TEXT PASSAGE

^^^^

Way too broad of services - I'd eliminate consulting, legal, CRM, and SaaS development.

Focus on marketing, social media, and SEO - will be a far easier sell.

And the easiest way to sell to dealers is having a proven track record of driving results. Getting the first client is the most difficult. Find a dealer, offer your services at pennies on the dollar, blow their sales up, use them to get you in the door at other dealerships.
Id take it a step further and ask what exactly is offered in marketing/social media/SEO that makes him competitive in the first place. The idea that an agency was formed, because the feedback he got to start an app turned him off of doing so, isnt exactly a positive selling point.

Being brand new, there's no existing clients for referrals, no proven results, etc. At this point, the forum is more of a consultancy for his own startup, than the other way around.

He should run some social media ads, generate some leads, and start from there to test his own strategies. Similar with paid search or anything else he plans on offering.

"agencies" that come and go are a dime a dozen. Plenty of dealers burned by overpromising the world.

My gripe about SEO is probably long in the tooth, but Im of the opinion that if one cant rank their own business on google search, then they have no business in selling SEO service to anyone else.
 
I don't mind trouble shooting what is going on but you need to post a lot more information than saying, "my car is making a noise".

1. what is your script.

^^^^

EXTRACTED MATERIAL
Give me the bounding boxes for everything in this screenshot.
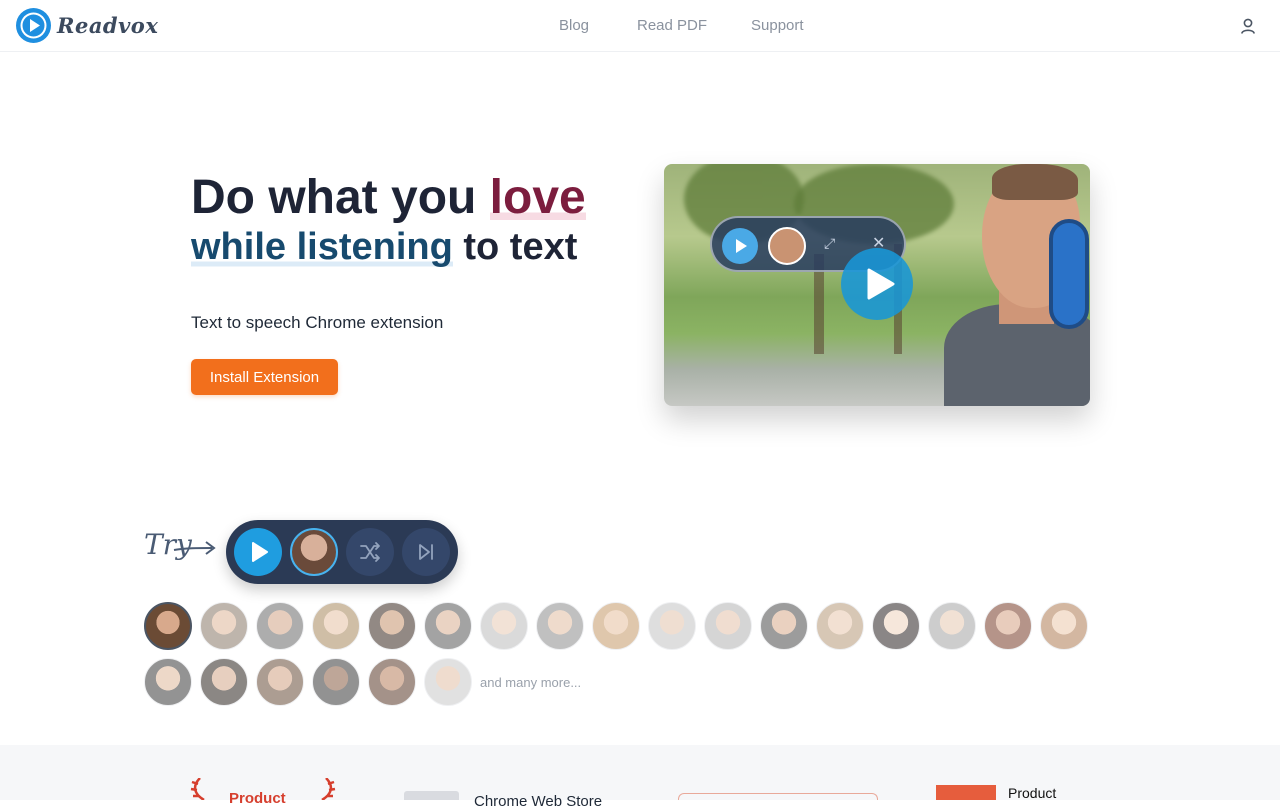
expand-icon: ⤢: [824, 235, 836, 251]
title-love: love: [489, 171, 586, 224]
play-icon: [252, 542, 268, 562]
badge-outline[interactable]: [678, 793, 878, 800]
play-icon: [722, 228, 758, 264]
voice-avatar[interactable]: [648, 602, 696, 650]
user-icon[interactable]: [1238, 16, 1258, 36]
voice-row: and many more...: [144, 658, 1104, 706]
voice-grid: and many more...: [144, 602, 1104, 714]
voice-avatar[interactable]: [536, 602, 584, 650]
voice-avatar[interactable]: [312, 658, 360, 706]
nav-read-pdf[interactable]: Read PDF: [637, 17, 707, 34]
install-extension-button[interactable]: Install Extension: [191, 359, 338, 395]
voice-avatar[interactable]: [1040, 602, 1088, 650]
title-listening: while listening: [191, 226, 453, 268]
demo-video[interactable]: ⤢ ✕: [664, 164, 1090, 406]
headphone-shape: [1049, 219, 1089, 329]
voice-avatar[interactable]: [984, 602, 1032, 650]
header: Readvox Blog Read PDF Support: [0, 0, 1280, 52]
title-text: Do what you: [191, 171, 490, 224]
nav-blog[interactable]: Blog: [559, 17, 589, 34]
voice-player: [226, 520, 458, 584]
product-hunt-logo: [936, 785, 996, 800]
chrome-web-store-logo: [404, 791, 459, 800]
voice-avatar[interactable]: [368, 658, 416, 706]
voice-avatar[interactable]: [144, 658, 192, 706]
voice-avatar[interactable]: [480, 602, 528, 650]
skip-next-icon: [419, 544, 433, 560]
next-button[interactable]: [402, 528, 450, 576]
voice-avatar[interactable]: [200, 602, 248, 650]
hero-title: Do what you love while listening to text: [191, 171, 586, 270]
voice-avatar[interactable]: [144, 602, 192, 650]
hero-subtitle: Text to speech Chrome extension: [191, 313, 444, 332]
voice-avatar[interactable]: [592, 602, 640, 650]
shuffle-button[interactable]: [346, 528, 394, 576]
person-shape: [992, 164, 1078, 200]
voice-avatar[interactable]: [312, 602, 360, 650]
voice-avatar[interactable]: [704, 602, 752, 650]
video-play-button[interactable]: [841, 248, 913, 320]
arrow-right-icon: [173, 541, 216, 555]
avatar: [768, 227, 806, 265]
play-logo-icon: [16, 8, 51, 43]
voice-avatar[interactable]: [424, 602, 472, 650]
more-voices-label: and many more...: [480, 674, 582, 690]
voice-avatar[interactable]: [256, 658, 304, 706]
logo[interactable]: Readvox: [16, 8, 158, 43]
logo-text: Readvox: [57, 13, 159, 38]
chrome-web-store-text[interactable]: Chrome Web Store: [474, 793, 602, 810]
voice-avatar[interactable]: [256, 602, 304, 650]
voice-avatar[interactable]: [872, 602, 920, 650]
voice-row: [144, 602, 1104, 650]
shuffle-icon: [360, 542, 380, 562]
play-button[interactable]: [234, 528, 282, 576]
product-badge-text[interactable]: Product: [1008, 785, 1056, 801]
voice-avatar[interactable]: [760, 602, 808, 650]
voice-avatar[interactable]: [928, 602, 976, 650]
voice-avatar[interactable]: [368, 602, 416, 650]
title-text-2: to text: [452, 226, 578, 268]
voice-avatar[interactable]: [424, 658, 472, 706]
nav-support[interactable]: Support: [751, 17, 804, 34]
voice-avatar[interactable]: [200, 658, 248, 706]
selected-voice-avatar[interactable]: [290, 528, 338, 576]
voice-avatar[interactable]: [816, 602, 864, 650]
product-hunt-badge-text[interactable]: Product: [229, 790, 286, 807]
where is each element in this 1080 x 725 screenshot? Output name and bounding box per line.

^^^^

REQUIRED WORK
**1)** In the forum discussion, which services does the first reply recommend eliminating?
**2)** Translate this sentence from the forum discussion into French: "Getting the first client is the most difficult."
**3)** Continue the forum discussion from its final line.

RESPONSES BY TASK
**1)** Consulting, legal, CRM, and SaaS development.

**2)** Obtenir le premier client est le plus difficile.

**3)**
2. are you following it, are you reading it, have you memorized it?
3. are you asking Y/N questions or opened ones?
4. how many calls have you made? what time in the day? what day of the week?
5. did you write the script yourself? did you have it proof read? did you ask for an opinion on it?


here's some motivational information. Sorry for the US centric ideas.

A professional baseball player is a pro because he has a .2x batting average. Ichiro almost hit .40 an Shohei is in the .3x range.
Think of it this way. Even the most famous baseball player is striking out 6 our 10 times. Average professionals fail 8 times out of 10.

So to be good salesman is just 2 hits out of 10. A killer salesman is 3 sales out of 10.

But let's be realistic.

3-7 out of 100 will say yes.

Have you called 100 locations?

Life is a numbers game.
How much have you learned from your failures and how many times have you tried.

Keep going and keep iterating!

TLDR;
No, I don't think your age matters. Unless, you do sound really young.

More likely it's your script or offering.
Any of these questions are going to stop you in your tracks, IF you are even lucky enough to make it past the receptionist gatekeeper:

Dealer: What other dealers do you work with?
@autovantaofficial: None yet

Dealer: What's your website?
@autovantaofficial: I don't have one

Dealer: Can you send me a PowerPoint to look at?
@autovantaofficial: I don't have one put together yet

Dealer: Do you have any results you can share?
@autovantaofficial: Not yet

Dealer: Do you do everything yourself?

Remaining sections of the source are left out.